### Challenge
Find and copy each line of the records where the string "Number" shows up.

[Data supplied start]

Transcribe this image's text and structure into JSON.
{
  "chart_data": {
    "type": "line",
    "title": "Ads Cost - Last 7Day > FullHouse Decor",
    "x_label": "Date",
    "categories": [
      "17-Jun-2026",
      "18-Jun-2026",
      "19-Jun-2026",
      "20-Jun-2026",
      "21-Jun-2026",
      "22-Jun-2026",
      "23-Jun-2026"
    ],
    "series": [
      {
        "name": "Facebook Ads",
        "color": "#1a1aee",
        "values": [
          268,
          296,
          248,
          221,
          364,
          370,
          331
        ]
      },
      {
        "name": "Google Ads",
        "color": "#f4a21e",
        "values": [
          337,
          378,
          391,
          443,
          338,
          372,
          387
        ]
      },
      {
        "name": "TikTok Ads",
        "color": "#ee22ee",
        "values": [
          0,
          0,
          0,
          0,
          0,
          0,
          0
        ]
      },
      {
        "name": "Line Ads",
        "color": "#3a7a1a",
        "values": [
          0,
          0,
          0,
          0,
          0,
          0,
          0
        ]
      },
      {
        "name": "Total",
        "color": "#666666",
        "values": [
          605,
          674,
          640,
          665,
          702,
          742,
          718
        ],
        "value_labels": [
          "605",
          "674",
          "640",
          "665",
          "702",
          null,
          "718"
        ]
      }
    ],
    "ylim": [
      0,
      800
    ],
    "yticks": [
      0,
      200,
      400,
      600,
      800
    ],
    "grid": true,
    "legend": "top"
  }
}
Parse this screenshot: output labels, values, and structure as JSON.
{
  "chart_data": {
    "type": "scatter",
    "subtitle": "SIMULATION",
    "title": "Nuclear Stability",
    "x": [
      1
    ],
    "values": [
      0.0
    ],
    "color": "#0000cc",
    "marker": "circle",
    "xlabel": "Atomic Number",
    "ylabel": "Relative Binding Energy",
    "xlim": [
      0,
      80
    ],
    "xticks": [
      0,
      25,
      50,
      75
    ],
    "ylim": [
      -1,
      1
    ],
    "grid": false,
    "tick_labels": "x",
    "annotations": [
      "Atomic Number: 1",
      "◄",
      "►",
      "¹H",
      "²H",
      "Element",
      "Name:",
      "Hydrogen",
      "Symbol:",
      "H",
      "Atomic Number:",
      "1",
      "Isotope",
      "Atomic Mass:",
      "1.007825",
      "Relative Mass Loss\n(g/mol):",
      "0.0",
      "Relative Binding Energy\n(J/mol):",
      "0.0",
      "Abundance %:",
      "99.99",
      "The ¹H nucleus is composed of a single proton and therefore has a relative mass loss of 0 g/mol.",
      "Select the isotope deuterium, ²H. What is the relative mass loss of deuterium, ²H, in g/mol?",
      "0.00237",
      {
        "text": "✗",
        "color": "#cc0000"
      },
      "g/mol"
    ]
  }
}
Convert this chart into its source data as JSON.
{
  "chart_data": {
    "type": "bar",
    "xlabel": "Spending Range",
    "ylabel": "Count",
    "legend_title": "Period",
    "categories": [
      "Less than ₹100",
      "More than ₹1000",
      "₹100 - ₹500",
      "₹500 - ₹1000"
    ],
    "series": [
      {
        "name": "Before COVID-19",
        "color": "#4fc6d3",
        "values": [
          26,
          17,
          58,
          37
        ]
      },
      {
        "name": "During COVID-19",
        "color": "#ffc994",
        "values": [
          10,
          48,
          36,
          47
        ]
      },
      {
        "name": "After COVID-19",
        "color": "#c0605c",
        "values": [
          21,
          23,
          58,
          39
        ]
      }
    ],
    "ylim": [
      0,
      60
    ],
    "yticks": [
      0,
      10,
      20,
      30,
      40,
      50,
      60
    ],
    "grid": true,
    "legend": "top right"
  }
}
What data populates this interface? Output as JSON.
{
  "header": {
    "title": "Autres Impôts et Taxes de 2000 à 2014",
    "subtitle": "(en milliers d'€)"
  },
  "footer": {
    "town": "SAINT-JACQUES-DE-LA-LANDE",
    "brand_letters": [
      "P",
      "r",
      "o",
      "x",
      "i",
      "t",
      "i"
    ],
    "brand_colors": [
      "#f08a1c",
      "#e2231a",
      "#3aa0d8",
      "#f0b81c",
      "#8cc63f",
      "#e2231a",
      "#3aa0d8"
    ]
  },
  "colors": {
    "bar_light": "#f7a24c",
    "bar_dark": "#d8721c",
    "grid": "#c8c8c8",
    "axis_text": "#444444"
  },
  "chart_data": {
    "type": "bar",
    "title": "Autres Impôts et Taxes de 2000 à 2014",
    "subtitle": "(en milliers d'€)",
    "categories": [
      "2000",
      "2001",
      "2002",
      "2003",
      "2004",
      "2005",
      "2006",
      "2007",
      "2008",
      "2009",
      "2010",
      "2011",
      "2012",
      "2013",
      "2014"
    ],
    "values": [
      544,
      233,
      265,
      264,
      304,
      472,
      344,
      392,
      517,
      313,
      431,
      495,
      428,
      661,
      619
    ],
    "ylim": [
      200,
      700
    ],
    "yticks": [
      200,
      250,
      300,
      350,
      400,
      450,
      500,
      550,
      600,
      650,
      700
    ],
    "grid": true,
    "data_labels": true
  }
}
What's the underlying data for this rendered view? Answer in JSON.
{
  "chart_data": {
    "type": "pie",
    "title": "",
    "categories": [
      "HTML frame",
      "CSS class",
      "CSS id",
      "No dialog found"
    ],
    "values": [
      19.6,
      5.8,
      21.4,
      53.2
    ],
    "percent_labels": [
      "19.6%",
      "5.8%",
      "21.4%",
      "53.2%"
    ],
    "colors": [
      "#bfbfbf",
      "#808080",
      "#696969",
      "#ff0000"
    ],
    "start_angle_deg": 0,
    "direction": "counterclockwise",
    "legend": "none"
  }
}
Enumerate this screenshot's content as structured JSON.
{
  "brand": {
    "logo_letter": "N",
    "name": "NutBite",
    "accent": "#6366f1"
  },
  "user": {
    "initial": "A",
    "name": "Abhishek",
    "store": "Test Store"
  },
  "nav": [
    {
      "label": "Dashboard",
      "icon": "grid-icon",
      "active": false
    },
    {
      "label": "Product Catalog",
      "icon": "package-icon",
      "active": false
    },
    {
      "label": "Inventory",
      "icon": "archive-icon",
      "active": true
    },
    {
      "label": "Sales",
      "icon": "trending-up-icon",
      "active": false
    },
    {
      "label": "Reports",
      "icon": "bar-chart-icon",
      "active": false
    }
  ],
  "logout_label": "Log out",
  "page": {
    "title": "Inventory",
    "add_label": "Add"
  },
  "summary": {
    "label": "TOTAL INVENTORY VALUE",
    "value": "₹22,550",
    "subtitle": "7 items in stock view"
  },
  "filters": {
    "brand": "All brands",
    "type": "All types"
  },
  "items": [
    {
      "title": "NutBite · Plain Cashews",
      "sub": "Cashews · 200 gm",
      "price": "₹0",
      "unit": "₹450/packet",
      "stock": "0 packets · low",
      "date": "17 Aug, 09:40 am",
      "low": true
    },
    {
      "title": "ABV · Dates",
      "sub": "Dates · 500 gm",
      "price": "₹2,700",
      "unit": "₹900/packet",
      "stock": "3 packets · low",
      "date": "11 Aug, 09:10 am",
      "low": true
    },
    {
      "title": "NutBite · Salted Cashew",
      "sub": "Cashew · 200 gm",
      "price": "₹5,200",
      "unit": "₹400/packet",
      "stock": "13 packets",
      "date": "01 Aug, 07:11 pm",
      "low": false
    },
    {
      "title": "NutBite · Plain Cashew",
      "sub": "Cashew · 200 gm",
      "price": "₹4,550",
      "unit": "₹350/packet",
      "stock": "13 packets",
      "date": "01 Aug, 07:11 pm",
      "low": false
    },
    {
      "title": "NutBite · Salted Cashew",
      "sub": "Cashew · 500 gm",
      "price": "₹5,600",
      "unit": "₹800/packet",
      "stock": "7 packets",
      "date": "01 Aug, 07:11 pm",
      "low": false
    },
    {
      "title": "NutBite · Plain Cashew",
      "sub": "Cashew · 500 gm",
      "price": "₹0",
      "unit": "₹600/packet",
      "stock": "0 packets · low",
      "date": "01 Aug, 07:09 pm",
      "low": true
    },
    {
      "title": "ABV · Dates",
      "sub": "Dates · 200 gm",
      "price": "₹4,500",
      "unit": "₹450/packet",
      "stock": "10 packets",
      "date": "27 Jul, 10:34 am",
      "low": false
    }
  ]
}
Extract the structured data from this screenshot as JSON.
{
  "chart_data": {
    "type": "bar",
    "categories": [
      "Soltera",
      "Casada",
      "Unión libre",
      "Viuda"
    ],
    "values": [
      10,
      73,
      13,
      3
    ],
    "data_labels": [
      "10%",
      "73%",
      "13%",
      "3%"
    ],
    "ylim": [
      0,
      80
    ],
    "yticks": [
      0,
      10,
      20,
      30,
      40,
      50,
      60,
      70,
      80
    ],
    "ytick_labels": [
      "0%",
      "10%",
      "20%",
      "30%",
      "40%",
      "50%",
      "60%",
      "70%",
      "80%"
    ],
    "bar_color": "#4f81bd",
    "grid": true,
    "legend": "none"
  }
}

[Data supplied end]

### Solution to the problem
    "xlabel": "Atomic Number",
      "Atomic Number: 1",
      "Atomic Number:",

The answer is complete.